━━ Dataset entries

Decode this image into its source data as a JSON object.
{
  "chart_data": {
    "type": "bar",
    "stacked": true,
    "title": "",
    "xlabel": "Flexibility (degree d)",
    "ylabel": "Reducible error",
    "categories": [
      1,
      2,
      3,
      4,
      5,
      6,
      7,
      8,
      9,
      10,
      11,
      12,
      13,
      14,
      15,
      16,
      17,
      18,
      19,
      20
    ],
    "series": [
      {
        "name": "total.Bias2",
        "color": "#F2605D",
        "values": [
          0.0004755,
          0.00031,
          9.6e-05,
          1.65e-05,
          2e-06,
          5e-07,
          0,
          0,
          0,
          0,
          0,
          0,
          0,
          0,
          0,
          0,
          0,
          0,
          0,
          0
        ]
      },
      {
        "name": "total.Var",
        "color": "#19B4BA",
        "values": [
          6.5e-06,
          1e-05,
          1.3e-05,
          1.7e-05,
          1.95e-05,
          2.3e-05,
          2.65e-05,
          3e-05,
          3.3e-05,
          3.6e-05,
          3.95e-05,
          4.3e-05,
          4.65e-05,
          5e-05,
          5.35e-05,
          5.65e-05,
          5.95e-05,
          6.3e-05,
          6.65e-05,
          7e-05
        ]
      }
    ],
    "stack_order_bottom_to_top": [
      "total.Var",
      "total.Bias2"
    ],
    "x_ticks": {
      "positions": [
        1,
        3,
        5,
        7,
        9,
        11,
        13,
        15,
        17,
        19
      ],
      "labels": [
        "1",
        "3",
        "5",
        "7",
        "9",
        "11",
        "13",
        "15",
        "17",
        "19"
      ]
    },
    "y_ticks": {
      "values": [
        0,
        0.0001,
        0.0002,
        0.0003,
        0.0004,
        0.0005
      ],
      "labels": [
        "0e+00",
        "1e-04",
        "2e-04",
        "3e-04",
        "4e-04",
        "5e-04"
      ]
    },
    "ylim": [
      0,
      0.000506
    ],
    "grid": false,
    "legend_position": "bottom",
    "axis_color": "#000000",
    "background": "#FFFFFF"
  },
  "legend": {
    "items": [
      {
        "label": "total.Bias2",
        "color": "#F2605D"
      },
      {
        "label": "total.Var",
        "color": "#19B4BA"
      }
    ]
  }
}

━━━━

■ **What the exercise asks**: Take the lines above and retype all of them exactly.

■ **The solution**:
Decode this image into its source data as a JSON object.
{
  "chart_data": {
    "type": "bar",
    "stacked": true,
    "title": "",
    "xlabel": "Flexibility (degree d)",
    "ylabel": "Reducible error",
    "categories": [
      1,
      2,
      3,
      4,
      5,
      6,
      7,
      8,
      9,
      10,
      11,
      12,
      13,
      14,
      15,
      16,
      17,
      18,
      19,
      20
    ],
    "series": [
      {
        "name": "total.Bias2",
        "color": "#F2605D",
        "values": [
          0.0004755,
          0.00031,
          9.6e-05,
          1.65e-05,
          2e-06,
          5e-07,
          0,
          0,
          0,
          0,
          0,
          0,
          0,
          0,
          0,
          0,
          0,
          0,
          0,
          0
        ]
      },
      {
        "name": "total.Var",
        "color": "#19B4BA",
        "values": [
          6.5e-06,
          1e-05,
          1.3e-05,
          1.7e-05,
          1.95e-05,
          2.3e-05,
          2.65e-05,
          3e-05,
          3.3e-05,
          3.6e-05,
          3.95e-05,
          4.3e-05,
          4.65e-05,
          5e-05,
          5.35e-05,
          5.65e-05,
          5.95e-05,
          6.3e-05,
          6.65e-05,
          7e-05
        ]
      }
    ],
    "stack_order_bottom_to_top": [
      "total.Var",
      "total.Bias2"
    ],
    "x_ticks": {
      "positions": [
        1,
        3,
        5,
        7,
        9,
        11,
        13,
        15,
        17,
        19
      ],
      "labels": [
        "1",
        "3",
        "5",
        "7",
        "9",
        "11",
        "13",
        "15",
        "17",
        "19"
      ]
    },
    "y_ticks": {
      "values": [
        0,
        0.0001,
        0.0002,
        0.0003,
        0.0004,
        0.0005
      ],
      "labels": [
        "0e+00",
        "1e-04",
        "2e-04",
        "3e-04",
        "4e-04",
        "5e-04"
      ]
    },
    "ylim": [
      0,
      0.000506
    ],
    "grid": false,
    "legend_position": "bottom",
    "axis_color": "#000000",
    "background": "#FFFFFF"
  },
  "legend": {
    "items": [
      {
        "label": "total.Bias2",
        "color": "#F2605D"
      },
      {
        "label": "total.Var",
        "color": "#19B4BA"
      }
    ]
  }
}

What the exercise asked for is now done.